[Stored items]
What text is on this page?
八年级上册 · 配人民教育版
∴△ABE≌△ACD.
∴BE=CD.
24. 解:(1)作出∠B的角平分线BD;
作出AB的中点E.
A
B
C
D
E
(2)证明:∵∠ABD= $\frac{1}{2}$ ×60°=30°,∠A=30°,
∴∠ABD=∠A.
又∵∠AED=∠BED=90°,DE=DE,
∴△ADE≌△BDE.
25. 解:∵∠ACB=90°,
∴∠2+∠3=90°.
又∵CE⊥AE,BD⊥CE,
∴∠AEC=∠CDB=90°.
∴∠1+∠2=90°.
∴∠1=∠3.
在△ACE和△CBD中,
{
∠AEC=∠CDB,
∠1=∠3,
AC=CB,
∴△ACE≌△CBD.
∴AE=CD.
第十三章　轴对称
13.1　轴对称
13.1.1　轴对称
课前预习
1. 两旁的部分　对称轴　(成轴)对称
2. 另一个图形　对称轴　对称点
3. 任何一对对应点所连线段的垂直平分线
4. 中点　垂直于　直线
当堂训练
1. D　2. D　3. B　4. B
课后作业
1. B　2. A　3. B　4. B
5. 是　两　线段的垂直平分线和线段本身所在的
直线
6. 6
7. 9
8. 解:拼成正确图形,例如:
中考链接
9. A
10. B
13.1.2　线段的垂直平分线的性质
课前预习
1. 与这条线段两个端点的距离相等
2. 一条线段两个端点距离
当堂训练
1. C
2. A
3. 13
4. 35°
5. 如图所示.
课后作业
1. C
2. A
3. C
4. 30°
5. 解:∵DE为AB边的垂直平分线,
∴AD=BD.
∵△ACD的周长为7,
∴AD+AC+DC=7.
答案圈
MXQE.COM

Given exercise: Make an exact copy of all the data.

The completed task:
What text is on this page?
八年级上册 · 配人民教育版
∴△ABE≌△ACD.
∴BE=CD.
24. 解:(1)作出∠B的角平分线BD;
作出AB的中点E.
A
B
C
D
E
(2)证明:∵∠ABD= $\frac{1}{2}$ ×60°=30°,∠A=30°,
∴∠ABD=∠A.
又∵∠AED=∠BED=90°,DE=DE,
∴△ADE≌△BDE.
25. 解:∵∠ACB=90°,
∴∠2+∠3=90°.
又∵CE⊥AE,BD⊥CE,
∴∠AEC=∠CDB=90°.
∴∠1+∠2=90°.
∴∠1=∠3.
在△ACE和△CBD中,
{
∠AEC=∠CDB,
∠1=∠3,
AC=CB,
∴△ACE≌△CBD.
∴AE=CD.
第十三章　轴对称
13.1　轴对称
13.1.1　轴对称
课前预习
1. 两旁的部分　对称轴　(成轴)对称
2. 另一个图形　对称轴　对称点
3. 任何一对对应点所连线段的垂直平分线
4. 中点　垂直于　直线
当堂训练
1. D　2. D　3. B　4. B
课后作业
1. B　2. A　3. B　4. B
5. 是　两　线段的垂直平分线和线段本身所在的
直线
6. 6
7. 9
8. 解:拼成正确图形,例如:
中考链接
9. A
10. B
13.1.2　线段的垂直平分线的性质
课前预习
1. 与这条线段两个端点的距离相等
2. 一条线段两个端点距离
当堂训练
1. C
2. A
3. 13
4. 35°
5. 如图所示.
课后作业
1. C
2. A
3. C
4. 30°
5. 解:∵DE为AB边的垂直平分线,
∴AD=BD.
∵△ACD的周长为7,
∴AD+AC+DC=7.
答案圈
MXQE.COM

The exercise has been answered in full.